Directions for this task:
Transcribe the entries that follow exactly as they appear, minus pictures.

[Saved entries]
## begin

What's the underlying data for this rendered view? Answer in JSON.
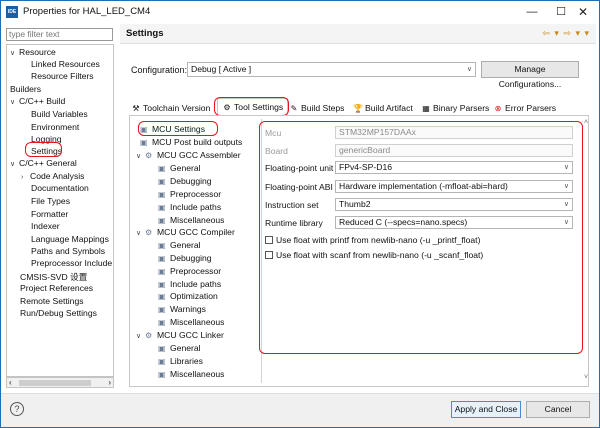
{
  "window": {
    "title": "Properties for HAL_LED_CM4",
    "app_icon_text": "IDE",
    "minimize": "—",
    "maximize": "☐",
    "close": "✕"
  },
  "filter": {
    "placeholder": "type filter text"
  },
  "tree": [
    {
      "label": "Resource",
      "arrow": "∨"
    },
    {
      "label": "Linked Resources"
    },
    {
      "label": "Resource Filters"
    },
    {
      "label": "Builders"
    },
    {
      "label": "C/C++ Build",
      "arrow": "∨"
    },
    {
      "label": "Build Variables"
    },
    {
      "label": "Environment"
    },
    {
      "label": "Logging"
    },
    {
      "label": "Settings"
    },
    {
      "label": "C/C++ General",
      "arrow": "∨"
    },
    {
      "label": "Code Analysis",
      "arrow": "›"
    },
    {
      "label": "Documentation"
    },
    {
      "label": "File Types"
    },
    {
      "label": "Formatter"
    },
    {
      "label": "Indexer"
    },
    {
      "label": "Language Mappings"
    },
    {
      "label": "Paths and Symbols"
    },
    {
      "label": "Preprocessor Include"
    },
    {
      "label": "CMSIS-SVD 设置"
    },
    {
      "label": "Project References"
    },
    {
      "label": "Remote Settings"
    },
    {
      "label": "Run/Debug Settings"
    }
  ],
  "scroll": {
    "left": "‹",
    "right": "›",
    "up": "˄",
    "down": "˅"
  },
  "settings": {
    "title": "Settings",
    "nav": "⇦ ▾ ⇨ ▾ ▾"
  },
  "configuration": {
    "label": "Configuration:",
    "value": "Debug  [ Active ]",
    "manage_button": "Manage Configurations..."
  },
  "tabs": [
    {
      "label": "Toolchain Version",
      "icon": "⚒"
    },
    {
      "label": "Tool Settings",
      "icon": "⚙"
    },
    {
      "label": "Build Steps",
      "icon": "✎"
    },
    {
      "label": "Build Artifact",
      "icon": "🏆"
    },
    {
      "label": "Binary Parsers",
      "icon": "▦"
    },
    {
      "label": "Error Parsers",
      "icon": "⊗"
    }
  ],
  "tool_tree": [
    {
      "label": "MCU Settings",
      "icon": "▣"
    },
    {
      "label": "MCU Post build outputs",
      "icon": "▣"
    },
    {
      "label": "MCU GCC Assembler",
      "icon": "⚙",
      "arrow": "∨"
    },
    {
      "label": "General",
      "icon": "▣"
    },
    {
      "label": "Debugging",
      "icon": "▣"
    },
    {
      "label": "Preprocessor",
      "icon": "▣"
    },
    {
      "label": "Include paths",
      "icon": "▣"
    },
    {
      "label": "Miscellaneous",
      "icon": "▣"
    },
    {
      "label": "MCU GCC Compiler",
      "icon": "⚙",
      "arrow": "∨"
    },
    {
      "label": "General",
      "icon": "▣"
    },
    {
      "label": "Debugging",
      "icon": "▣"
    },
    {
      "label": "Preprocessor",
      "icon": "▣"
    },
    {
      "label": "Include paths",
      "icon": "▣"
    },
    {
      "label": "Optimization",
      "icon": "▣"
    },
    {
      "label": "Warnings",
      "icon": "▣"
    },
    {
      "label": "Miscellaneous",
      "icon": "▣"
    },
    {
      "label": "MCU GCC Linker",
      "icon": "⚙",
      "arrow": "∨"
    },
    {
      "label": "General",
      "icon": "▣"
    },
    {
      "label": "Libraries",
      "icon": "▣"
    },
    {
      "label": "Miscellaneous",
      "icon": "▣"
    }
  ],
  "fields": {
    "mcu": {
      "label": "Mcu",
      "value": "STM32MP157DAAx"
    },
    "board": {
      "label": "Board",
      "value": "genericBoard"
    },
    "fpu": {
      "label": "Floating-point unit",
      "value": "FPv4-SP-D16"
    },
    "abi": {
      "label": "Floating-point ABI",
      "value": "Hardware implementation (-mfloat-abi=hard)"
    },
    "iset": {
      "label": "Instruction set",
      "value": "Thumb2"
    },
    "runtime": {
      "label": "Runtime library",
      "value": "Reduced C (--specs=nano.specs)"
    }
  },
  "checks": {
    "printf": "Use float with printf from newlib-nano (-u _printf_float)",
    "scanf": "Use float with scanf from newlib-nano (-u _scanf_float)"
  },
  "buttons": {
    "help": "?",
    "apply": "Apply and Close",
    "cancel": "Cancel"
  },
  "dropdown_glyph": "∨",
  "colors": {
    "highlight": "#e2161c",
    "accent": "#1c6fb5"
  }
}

## end

Output:
What's the underlying data for this rendered view? Answer in JSON.
{
  "window": {
    "title": "Properties for HAL_LED_CM4",
    "app_icon_text": "IDE",
    "minimize": "—",
    "maximize": "☐",
    "close": "✕"
  },
  "filter": {
    "placeholder": "type filter text"
  },
  "tree": [
    {
      "label": "Resource",
      "arrow": "∨"
    },
    {
      "label": "Linked Resources"
    },
    {
      "label": "Resource Filters"
    },
    {
      "label": "Builders"
    },
    {
      "label": "C/C++ Build",
      "arrow": "∨"
    },
    {
      "label": "Build Variables"
    },
    {
      "label": "Environment"
    },
    {
      "label": "Logging"
    },
    {
      "label": "Settings"
    },
    {
      "label": "C/C++ General",
      "arrow": "∨"
    },
    {
      "label": "Code Analysis",
      "arrow": "›"
    },
    {
      "label": "Documentation"
    },
    {
      "label": "File Types"
    },
    {
      "label": "Formatter"
    },
    {
      "label": "Indexer"
    },
    {
      "label": "Language Mappings"
    },
    {
      "label": "Paths and Symbols"
    },
    {
      "label": "Preprocessor Include"
    },
    {
      "label": "CMSIS-SVD 设置"
    },
    {
      "label": "Project References"
    },
    {
      "label": "Remote Settings"
    },
    {
      "label": "Run/Debug Settings"
    }
  ],
  "scroll": {
    "left": "‹",
    "right": "›",
    "up": "˄",
    "down": "˅"
  },
  "settings": {
    "title": "Settings",
    "nav": "⇦ ▾ ⇨ ▾ ▾"
  },
  "configuration": {
    "label": "Configuration:",
    "value": "Debug  [ Active ]",
    "manage_button": "Manage Configurations..."
  },
  "tabs": [
    {
      "label": "Toolchain Version",
      "icon": "⚒"
    },
    {
      "label": "Tool Settings",
      "icon": "⚙"
    },
    {
      "label": "Build Steps",
      "icon": "✎"
    },
    {
      "label": "Build Artifact",
      "icon": "🏆"
    },
    {
      "label": "Binary Parsers",
      "icon": "▦"
    },
    {
      "label": "Error Parsers",
      "icon": "⊗"
    }
  ],
  "tool_tree": [
    {
      "label": "MCU Settings",
      "icon": "▣"
    },
    {
      "label": "MCU Post build outputs",
      "icon": "▣"
    },
    {
      "label": "MCU GCC Assembler",
      "icon": "⚙",
      "arrow": "∨"
    },
    {
      "label": "General",
      "icon": "▣"
    },
    {
      "label": "Debugging",
      "icon": "▣"
    },
    {
      "label": "Preprocessor",
      "icon": "▣"
    },
    {
      "label": "Include paths",
      "icon": "▣"
    },
    {
      "label": "Miscellaneous",
      "icon": "▣"
    },
    {
      "label": "MCU GCC Compiler",
      "icon": "⚙",
      "arrow": "∨"
    },
    {
      "label": "General",
      "icon": "▣"
    },
    {
      "label": "Debugging",
      "icon": "▣"
    },
    {
      "label": "Preprocessor",
      "icon": "▣"
    },
    {
      "label": "Include paths",
      "icon": "▣"
    },
    {
      "label": "Optimization",
      "icon": "▣"
    },
    {
      "label": "Warnings",
      "icon": "▣"
    },
    {
      "label": "Miscellaneous",
      "icon": "▣"
    },
    {
      "label": "MCU GCC Linker",
      "icon": "⚙",
      "arrow": "∨"
    },
    {
      "label": "General",
      "icon": "▣"
    },
    {
      "label": "Libraries",
      "icon": "▣"
    },
    {
      "label": "Miscellaneous",
      "icon": "▣"
    }
  ],
  "fields": {
    "mcu": {
      "label": "Mcu",
      "value": "STM32MP157DAAx"
    },
    "board": {
      "label": "Board",
      "value": "genericBoard"
    },
    "fpu": {
      "label": "Floating-point unit",
      "value": "FPv4-SP-D16"
    },
    "abi": {
      "label": "Floating-point ABI",
      "value": "Hardware implementation (-mfloat-abi=hard)"
    },
    "iset": {
      "label": "Instruction set",
      "value": "Thumb2"
    },
    "runtime": {
      "label": "Runtime library",
      "value": "Reduced C (--specs=nano.specs)"
    }
  },
  "checks": {
    "printf": "Use float with printf from newlib-nano (-u _printf_float)",
    "scanf": "Use float with scanf from newlib-nano (-u _scanf_float)"
  },
  "buttons": {
    "help": "?",
    "apply": "Apply and Close",
    "cancel": "Cancel"
  },
  "dropdown_glyph": "∨",
  "colors": {
    "highlight": "#e2161c",
    "accent": "#1c6fb5"
  }
}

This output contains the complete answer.